* _PROVIDED INFORMATION_
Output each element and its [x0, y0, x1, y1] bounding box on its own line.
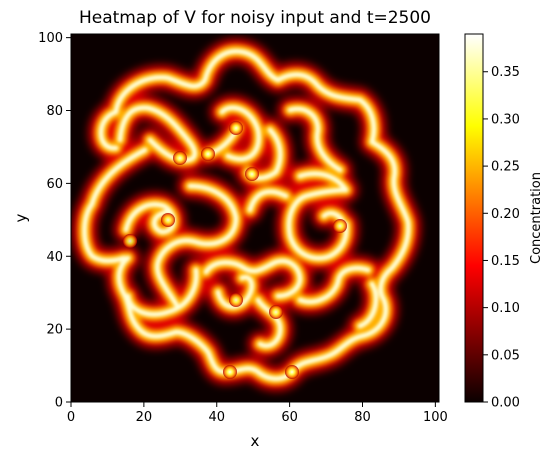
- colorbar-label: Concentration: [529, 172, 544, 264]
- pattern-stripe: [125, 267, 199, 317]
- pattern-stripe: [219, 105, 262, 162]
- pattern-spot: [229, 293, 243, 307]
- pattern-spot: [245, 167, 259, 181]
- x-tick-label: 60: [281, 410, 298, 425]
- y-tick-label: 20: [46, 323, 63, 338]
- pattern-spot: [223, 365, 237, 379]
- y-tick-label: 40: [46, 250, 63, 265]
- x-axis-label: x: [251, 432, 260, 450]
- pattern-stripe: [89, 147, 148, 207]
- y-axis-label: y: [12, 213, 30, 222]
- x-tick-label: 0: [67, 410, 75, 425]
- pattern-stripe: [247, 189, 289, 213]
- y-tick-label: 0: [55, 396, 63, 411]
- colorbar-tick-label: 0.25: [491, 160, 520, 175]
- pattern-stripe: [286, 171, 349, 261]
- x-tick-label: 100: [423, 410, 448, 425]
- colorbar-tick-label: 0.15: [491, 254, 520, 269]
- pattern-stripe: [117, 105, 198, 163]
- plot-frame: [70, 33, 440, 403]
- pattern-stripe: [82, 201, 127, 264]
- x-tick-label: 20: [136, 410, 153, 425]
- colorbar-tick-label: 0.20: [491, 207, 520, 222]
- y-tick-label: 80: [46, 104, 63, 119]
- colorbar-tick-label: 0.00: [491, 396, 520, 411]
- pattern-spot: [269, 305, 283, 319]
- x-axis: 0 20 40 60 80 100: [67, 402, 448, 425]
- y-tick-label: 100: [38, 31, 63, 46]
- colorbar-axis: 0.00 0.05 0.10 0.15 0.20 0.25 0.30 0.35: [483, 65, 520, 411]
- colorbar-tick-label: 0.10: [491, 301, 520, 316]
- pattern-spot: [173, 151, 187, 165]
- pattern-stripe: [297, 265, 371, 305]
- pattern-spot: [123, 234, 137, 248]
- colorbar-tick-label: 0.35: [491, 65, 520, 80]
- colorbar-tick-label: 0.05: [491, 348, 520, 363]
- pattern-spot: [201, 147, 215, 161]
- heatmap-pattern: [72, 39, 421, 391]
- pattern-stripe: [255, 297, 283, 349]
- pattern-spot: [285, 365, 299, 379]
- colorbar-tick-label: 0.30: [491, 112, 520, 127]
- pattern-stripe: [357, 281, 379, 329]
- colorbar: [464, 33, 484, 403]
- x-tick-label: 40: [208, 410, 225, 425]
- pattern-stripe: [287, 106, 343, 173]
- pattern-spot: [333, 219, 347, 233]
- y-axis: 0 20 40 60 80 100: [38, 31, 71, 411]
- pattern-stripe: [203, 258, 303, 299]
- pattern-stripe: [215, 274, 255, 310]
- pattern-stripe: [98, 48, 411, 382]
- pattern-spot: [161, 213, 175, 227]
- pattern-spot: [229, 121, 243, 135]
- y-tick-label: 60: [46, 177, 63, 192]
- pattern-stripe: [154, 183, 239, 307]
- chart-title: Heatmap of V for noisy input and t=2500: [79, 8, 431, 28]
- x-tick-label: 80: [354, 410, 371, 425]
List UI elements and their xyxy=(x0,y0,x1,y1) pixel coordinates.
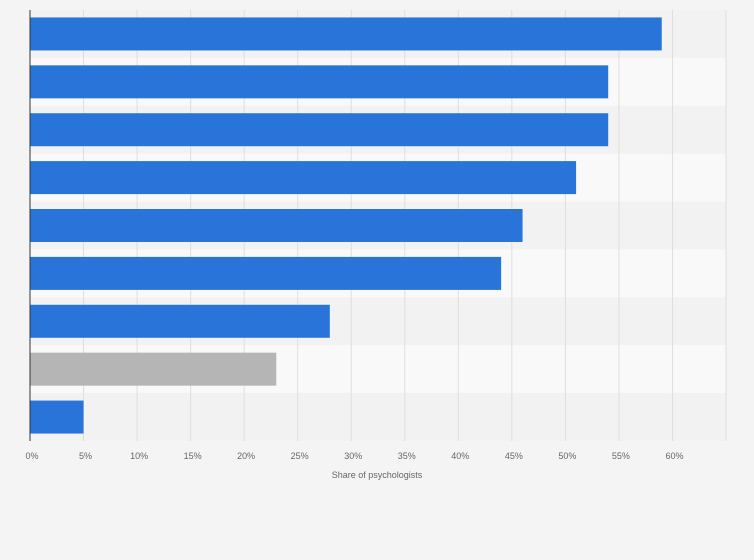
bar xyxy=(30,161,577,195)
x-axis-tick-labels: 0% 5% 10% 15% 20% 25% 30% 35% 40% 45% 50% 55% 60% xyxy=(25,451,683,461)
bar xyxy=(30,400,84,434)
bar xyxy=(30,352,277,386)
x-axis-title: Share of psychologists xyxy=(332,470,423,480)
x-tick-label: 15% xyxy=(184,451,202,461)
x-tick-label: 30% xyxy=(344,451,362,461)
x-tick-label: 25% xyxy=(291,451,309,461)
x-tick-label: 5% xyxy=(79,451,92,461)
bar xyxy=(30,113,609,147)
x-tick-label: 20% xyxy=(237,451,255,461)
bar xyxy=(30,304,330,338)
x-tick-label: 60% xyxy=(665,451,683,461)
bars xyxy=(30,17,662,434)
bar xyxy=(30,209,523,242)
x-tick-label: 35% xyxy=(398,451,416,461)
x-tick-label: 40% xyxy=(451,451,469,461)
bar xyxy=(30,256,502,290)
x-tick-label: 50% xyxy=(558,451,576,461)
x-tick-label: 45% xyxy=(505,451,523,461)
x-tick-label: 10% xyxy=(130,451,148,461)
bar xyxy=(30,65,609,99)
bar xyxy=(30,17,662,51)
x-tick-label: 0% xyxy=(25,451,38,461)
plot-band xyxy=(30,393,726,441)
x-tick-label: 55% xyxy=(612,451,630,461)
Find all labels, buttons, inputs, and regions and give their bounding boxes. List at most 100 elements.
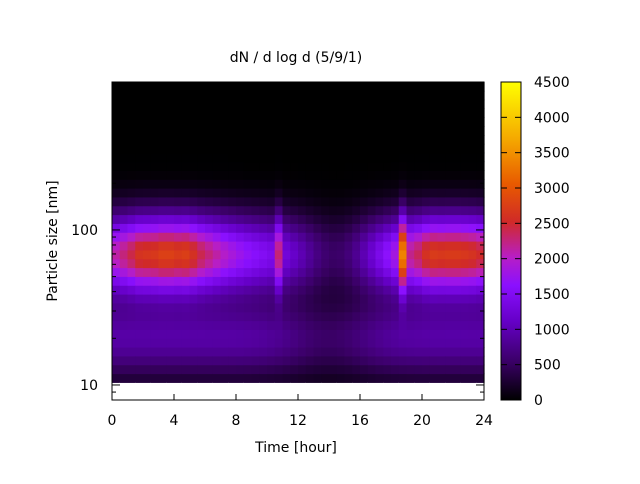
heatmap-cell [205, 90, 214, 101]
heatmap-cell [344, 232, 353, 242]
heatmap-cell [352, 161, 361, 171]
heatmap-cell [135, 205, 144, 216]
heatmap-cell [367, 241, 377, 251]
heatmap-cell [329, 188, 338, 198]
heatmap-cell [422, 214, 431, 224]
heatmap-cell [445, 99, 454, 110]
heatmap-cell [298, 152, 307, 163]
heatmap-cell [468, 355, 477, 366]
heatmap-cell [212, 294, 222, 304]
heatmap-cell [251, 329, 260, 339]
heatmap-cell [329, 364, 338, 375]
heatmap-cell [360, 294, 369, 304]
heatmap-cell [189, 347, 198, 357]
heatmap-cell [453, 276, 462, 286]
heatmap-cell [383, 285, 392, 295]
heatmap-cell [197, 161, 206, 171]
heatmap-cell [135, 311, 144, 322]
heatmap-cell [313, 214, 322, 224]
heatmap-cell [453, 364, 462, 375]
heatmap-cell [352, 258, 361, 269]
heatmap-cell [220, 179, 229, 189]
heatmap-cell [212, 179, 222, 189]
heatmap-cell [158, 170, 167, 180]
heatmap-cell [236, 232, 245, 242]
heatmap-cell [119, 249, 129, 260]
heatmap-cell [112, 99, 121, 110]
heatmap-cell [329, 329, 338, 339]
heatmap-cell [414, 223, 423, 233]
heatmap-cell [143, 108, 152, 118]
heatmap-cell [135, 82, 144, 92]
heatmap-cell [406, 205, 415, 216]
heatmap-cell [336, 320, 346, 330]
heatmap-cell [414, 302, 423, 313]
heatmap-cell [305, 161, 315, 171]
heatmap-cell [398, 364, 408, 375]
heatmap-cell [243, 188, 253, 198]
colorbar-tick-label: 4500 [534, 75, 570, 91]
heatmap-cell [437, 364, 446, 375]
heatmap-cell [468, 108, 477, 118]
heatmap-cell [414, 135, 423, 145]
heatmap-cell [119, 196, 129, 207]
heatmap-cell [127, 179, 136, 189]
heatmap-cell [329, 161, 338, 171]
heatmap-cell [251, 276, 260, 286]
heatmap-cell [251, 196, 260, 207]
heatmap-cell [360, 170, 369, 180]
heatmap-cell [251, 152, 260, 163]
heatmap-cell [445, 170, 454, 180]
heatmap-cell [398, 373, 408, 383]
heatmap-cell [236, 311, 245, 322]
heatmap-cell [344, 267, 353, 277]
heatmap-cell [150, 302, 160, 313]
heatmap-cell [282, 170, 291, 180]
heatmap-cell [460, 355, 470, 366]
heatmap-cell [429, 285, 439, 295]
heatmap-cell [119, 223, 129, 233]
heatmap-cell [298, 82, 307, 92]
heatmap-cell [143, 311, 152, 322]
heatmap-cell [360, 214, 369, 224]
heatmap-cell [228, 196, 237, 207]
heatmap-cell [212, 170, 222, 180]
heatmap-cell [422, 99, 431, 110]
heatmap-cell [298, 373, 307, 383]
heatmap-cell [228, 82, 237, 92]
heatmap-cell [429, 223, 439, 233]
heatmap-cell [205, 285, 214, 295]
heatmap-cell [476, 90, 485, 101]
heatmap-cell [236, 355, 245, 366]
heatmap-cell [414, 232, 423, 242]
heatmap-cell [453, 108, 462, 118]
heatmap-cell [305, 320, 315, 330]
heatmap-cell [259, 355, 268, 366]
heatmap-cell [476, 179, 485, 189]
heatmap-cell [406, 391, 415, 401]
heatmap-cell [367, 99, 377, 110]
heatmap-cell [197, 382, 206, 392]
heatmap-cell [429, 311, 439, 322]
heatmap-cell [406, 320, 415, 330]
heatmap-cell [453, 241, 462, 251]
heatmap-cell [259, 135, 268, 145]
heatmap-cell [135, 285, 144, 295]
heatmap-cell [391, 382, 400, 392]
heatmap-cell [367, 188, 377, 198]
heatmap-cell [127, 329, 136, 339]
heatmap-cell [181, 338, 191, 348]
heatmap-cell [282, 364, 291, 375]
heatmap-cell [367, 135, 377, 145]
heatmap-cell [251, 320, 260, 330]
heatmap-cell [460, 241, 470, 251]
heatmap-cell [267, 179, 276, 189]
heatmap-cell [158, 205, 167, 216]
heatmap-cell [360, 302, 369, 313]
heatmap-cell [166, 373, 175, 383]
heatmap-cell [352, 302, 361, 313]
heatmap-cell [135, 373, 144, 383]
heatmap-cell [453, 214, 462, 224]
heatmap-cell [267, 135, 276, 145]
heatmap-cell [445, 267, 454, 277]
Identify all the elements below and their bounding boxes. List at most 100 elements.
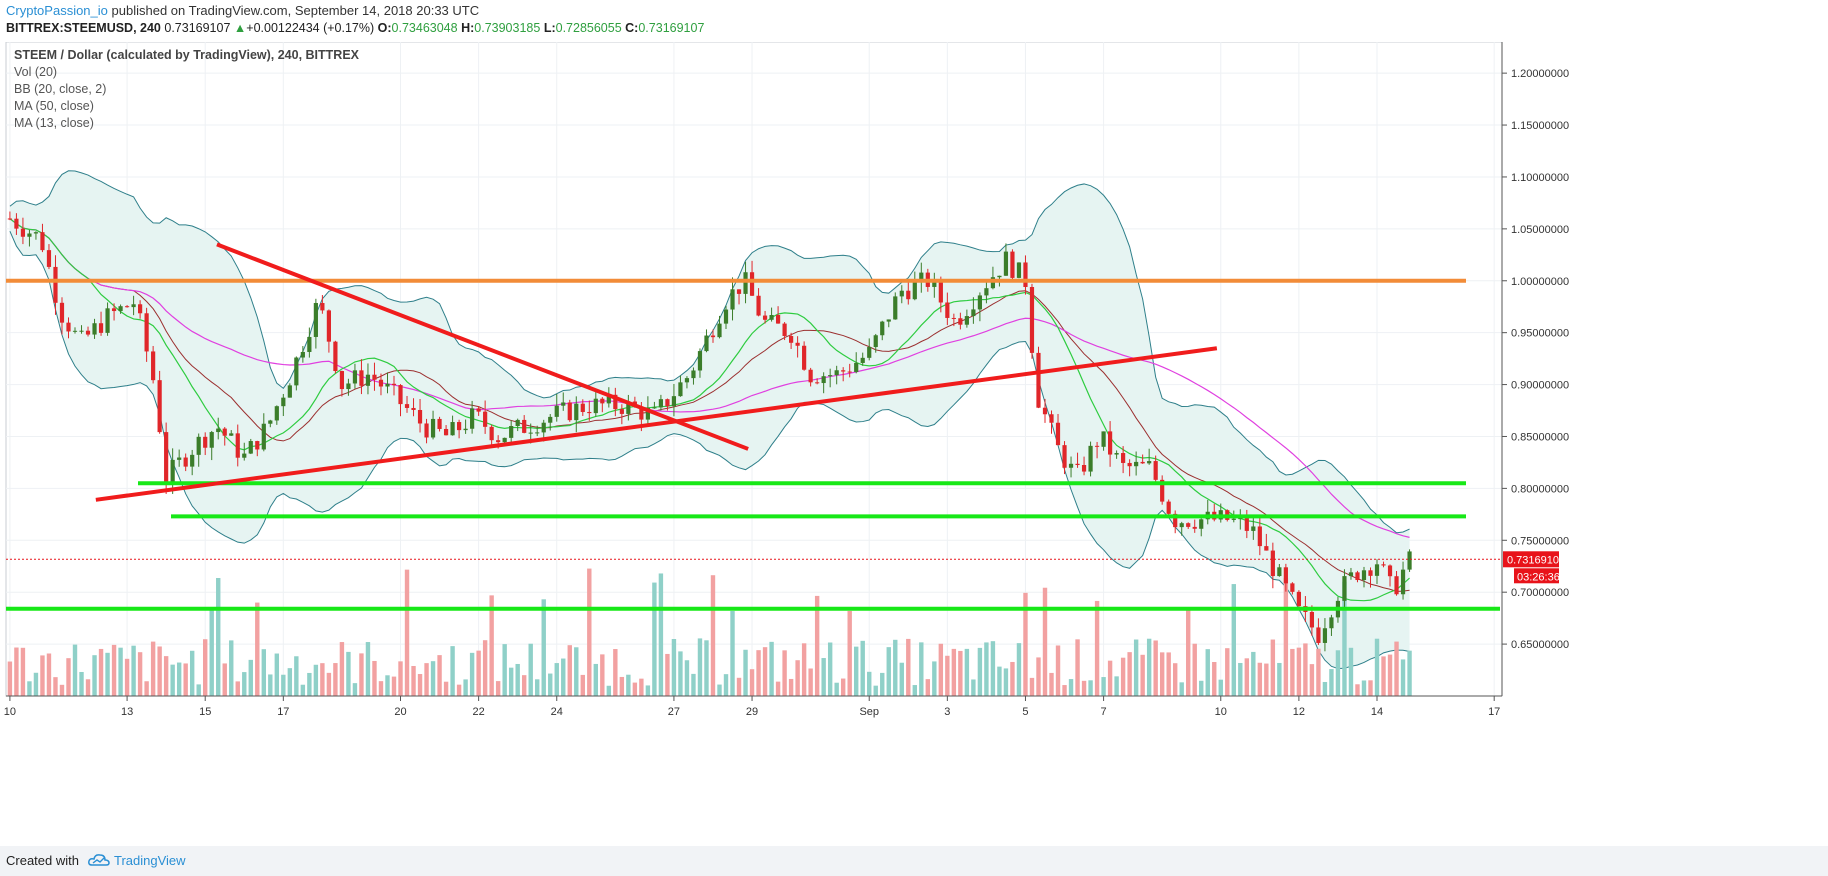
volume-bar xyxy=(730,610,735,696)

* _THE EXERCISE_
Copy the data word for word, starting with the line that contains "heatmap-cell [205, 90, 214, 101]" and continuing through the line that contains "heatmap-cell [398, 364, 408, 375]", with both of those lines included.

* _TASK ANSWER_
heatmap-cell [205, 90, 214, 101]
heatmap-cell [344, 232, 353, 242]
heatmap-cell [352, 161, 361, 171]
heatmap-cell [135, 205, 144, 216]
heatmap-cell [367, 241, 377, 251]
heatmap-cell [329, 188, 338, 198]
heatmap-cell [422, 214, 431, 224]
heatmap-cell [445, 99, 454, 110]
heatmap-cell [298, 152, 307, 163]
heatmap-cell [468, 355, 477, 366]
heatmap-cell [212, 294, 222, 304]
heatmap-cell [251, 329, 260, 339]
heatmap-cell [329, 364, 338, 375]
heatmap-cell [360, 294, 369, 304]
heatmap-cell [189, 347, 198, 357]
heatmap-cell [453, 276, 462, 286]
heatmap-cell [383, 285, 392, 295]
heatmap-cell [197, 161, 206, 171]
heatmap-cell [135, 311, 144, 322]
heatmap-cell [313, 214, 322, 224]
heatmap-cell [453, 364, 462, 375]
heatmap-cell [352, 258, 361, 269]
heatmap-cell [220, 179, 229, 189]
heatmap-cell [212, 179, 222, 189]
heatmap-cell [158, 170, 167, 180]
heatmap-cell [236, 232, 245, 242]
heatmap-cell [119, 249, 129, 260]
heatmap-cell [112, 99, 121, 110]
heatmap-cell [329, 329, 338, 339]
heatmap-cell [414, 223, 423, 233]
heatmap-cell [143, 108, 152, 118]
heatmap-cell [135, 82, 144, 92]
heatmap-cell [406, 205, 415, 216]
heatmap-cell [336, 320, 346, 330]
heatmap-cell [414, 302, 423, 313]
heatmap-cell [305, 161, 315, 171]
heatmap-cell [398, 364, 408, 375]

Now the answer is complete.